= STATED GOAL =
Below is a listing; write it out exactly and drop any images from it.

Collected data:

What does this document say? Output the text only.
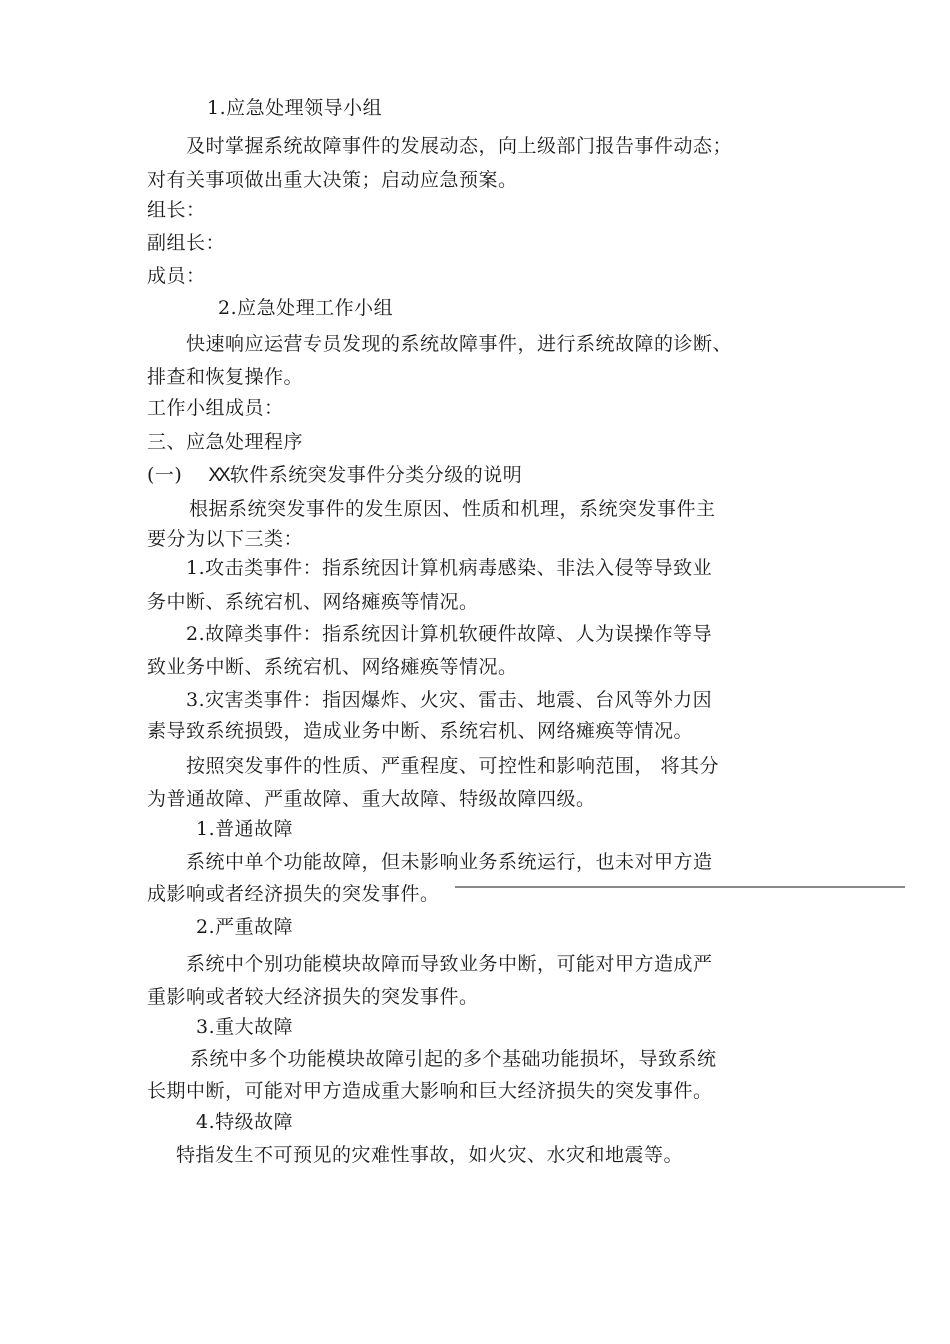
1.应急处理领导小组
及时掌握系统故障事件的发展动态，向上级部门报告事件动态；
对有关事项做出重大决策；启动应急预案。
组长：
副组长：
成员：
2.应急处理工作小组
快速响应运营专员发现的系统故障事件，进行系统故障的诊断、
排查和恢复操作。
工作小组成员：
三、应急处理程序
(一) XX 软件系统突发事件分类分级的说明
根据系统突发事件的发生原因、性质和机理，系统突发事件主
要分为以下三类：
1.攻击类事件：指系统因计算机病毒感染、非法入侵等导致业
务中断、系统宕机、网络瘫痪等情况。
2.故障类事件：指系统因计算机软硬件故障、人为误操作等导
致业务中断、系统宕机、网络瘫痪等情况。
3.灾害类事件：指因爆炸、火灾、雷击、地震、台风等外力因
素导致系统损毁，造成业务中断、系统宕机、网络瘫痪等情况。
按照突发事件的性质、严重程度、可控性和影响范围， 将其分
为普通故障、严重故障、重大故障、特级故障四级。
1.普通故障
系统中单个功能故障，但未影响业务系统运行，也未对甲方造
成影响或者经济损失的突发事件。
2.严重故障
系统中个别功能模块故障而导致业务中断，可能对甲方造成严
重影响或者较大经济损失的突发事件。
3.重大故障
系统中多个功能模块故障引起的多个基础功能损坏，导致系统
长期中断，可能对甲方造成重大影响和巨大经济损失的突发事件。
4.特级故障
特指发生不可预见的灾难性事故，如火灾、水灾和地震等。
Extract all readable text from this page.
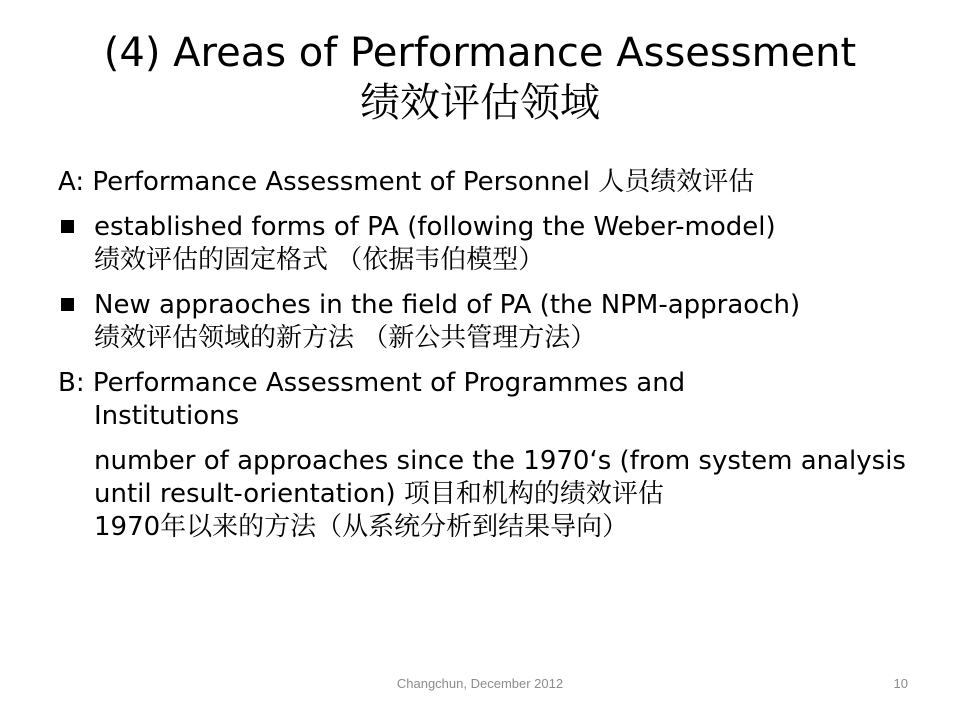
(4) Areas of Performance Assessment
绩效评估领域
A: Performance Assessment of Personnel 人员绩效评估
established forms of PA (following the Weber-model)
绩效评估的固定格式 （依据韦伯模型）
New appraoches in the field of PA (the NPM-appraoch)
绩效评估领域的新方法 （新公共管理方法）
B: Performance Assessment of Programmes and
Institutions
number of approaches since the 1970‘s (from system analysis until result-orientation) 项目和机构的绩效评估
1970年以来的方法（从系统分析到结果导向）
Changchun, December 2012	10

= RESPONSE =
What does this document say? Output the text only.
1.应急处理领导小组
及时掌握系统故障事件的发展动态，向上级部门报告事件动态；
对有关事项做出重大决策；启动应急预案。
组长：
副组长：
成员：
2.应急处理工作小组
快速响应运营专员发现的系统故障事件，进行系统故障的诊断、
排查和恢复操作。
工作小组成员：
三、应急处理程序
(一) XX 软件系统突发事件分类分级的说明
根据系统突发事件的发生原因、性质和机理，系统突发事件主
要分为以下三类：
1.攻击类事件：指系统因计算机病毒感染、非法入侵等导致业
务中断、系统宕机、网络瘫痪等情况。
2.故障类事件：指系统因计算机软硬件故障、人为误操作等导
致业务中断、系统宕机、网络瘫痪等情况。
3.灾害类事件：指因爆炸、火灾、雷击、地震、台风等外力因
素导致系统损毁，造成业务中断、系统宕机、网络瘫痪等情况。
按照突发事件的性质、严重程度、可控性和影响范围， 将其分
为普通故障、严重故障、重大故障、特级故障四级。
1.普通故障
系统中单个功能故障，但未影响业务系统运行，也未对甲方造
成影响或者经济损失的突发事件。
2.严重故障
系统中个别功能模块故障而导致业务中断，可能对甲方造成严
重影响或者较大经济损失的突发事件。
3.重大故障
系统中多个功能模块故障引起的多个基础功能损坏，导致系统
长期中断，可能对甲方造成重大影响和巨大经济损失的突发事件。
4.特级故障
特指发生不可预见的灾难性事故，如火灾、水灾和地震等。
Extract all readable text from this page.
(4) Areas of Performance Assessment
绩效评估领域
A: Performance Assessment of Personnel 人员绩效评估
established forms of PA (following the Weber-model)
绩效评估的固定格式 （依据韦伯模型）
New appraoches in the field of PA (the NPM-appraoch)
绩效评估领域的新方法 （新公共管理方法）
B: Performance Assessment of Programmes and
Institutions
number of approaches since the 1970‘s (from system analysis until result-orientation) 项目和机构的绩效评估
1970年以来的方法（从系统分析到结果导向）
Changchun, December 2012	10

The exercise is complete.